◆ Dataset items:
━━━━

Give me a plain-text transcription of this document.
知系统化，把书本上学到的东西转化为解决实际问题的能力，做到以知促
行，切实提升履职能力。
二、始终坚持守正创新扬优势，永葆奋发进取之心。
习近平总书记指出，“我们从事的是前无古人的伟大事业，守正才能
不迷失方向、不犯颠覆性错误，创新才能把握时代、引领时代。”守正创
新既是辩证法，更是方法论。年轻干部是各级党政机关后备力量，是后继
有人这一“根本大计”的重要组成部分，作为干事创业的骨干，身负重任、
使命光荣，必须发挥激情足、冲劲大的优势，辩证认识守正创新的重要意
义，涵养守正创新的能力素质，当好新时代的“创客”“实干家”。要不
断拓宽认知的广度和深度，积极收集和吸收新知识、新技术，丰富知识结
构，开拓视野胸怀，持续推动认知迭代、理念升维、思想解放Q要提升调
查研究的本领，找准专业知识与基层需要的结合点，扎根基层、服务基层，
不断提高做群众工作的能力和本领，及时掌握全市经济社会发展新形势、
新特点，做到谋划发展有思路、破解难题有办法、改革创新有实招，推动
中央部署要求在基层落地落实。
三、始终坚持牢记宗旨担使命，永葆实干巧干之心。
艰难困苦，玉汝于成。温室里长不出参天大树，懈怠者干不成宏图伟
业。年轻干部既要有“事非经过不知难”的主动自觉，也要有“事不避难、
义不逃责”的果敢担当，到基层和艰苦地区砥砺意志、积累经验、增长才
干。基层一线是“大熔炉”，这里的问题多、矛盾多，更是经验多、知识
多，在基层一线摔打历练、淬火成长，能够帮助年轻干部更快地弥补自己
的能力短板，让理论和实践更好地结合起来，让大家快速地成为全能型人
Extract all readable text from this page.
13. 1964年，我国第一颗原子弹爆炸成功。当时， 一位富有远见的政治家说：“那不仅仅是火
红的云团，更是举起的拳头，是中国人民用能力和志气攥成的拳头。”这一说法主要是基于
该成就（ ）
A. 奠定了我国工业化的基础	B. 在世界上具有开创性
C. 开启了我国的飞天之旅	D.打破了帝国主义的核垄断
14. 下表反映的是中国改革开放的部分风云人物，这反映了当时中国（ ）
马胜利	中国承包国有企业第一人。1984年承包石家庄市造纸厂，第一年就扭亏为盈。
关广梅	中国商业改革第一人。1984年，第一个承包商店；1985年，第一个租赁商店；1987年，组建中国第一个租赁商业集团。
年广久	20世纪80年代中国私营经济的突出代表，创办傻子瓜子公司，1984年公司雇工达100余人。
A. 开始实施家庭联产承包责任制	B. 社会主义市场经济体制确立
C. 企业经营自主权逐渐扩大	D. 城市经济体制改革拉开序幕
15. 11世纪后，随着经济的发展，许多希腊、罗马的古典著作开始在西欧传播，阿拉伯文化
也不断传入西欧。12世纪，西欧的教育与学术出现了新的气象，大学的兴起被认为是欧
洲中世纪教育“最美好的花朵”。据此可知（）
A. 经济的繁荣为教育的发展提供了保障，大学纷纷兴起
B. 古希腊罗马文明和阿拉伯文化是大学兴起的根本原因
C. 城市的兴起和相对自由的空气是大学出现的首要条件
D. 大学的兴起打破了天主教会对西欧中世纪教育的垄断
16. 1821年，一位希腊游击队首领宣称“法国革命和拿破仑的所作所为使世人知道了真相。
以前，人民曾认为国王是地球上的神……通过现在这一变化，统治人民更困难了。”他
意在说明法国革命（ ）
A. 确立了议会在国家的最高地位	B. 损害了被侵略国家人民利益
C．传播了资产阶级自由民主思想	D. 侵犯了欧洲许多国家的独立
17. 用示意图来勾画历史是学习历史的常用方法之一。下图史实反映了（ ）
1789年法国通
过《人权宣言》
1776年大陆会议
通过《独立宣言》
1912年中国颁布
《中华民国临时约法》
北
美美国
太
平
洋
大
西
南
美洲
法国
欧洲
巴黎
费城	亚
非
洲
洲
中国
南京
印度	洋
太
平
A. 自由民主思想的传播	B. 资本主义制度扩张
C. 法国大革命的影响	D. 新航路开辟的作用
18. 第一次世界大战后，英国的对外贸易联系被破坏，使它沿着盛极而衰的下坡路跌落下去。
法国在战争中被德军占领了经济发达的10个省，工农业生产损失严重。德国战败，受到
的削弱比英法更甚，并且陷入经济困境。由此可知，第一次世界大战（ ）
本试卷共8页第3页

━━━━

◆ TASK DETAILS: Only the lines from the one containing "Extract all readable text from this page." through the end of the entries above belong in the answer; repeat them exactly.

◆ ANSWER FOR THIS EXERCISE:
Extract all readable text from this page.
13. 1964年，我国第一颗原子弹爆炸成功。当时， 一位富有远见的政治家说：“那不仅仅是火
红的云团，更是举起的拳头，是中国人民用能力和志气攥成的拳头。”这一说法主要是基于
该成就（ ）
A. 奠定了我国工业化的基础	B. 在世界上具有开创性
C. 开启了我国的飞天之旅	D.打破了帝国主义的核垄断
14. 下表反映的是中国改革开放的部分风云人物，这反映了当时中国（ ）
马胜利	中国承包国有企业第一人。1984年承包石家庄市造纸厂，第一年就扭亏为盈。
关广梅	中国商业改革第一人。1984年，第一个承包商店；1985年，第一个租赁商店；1987年，组建中国第一个租赁商业集团。
年广久	20世纪80年代中国私营经济的突出代表，创办傻子瓜子公司，1984年公司雇工达100余人。
A. 开始实施家庭联产承包责任制	B. 社会主义市场经济体制确立
C. 企业经营自主权逐渐扩大	D. 城市经济体制改革拉开序幕
15. 11世纪后，随着经济的发展，许多希腊、罗马的古典著作开始在西欧传播，阿拉伯文化
也不断传入西欧。12世纪，西欧的教育与学术出现了新的气象，大学的兴起被认为是欧
洲中世纪教育“最美好的花朵”。据此可知（）
A. 经济的繁荣为教育的发展提供了保障，大学纷纷兴起
B. 古希腊罗马文明和阿拉伯文化是大学兴起的根本原因
C. 城市的兴起和相对自由的空气是大学出现的首要条件
D. 大学的兴起打破了天主教会对西欧中世纪教育的垄断
16. 1821年，一位希腊游击队首领宣称“法国革命和拿破仑的所作所为使世人知道了真相。
以前，人民曾认为国王是地球上的神……通过现在这一变化，统治人民更困难了。”他
意在说明法国革命（ ）
A. 确立了议会在国家的最高地位	B. 损害了被侵略国家人民利益
C．传播了资产阶级自由民主思想	D. 侵犯了欧洲许多国家的独立
17. 用示意图来勾画历史是学习历史的常用方法之一。下图史实反映了（ ）
1789年法国通
过《人权宣言》
1776年大陆会议
通过《独立宣言》
1912年中国颁布
《中华民国临时约法》
北
美美国
太
平
洋
大
西
南
美洲
法国
欧洲
巴黎
费城	亚
非
洲
洲
中国
南京
印度	洋
太
平
A. 自由民主思想的传播	B. 资本主义制度扩张
C. 法国大革命的影响	D. 新航路开辟的作用
18. 第一次世界大战后，英国的对外贸易联系被破坏，使它沿着盛极而衰的下坡路跌落下去。
法国在战争中被德军占领了经济发达的10个省，工农业生产损失严重。德国战败，受到
的削弱比英法更甚，并且陷入经济困境。由此可知，第一次世界大战（ ）
本试卷共8页第3页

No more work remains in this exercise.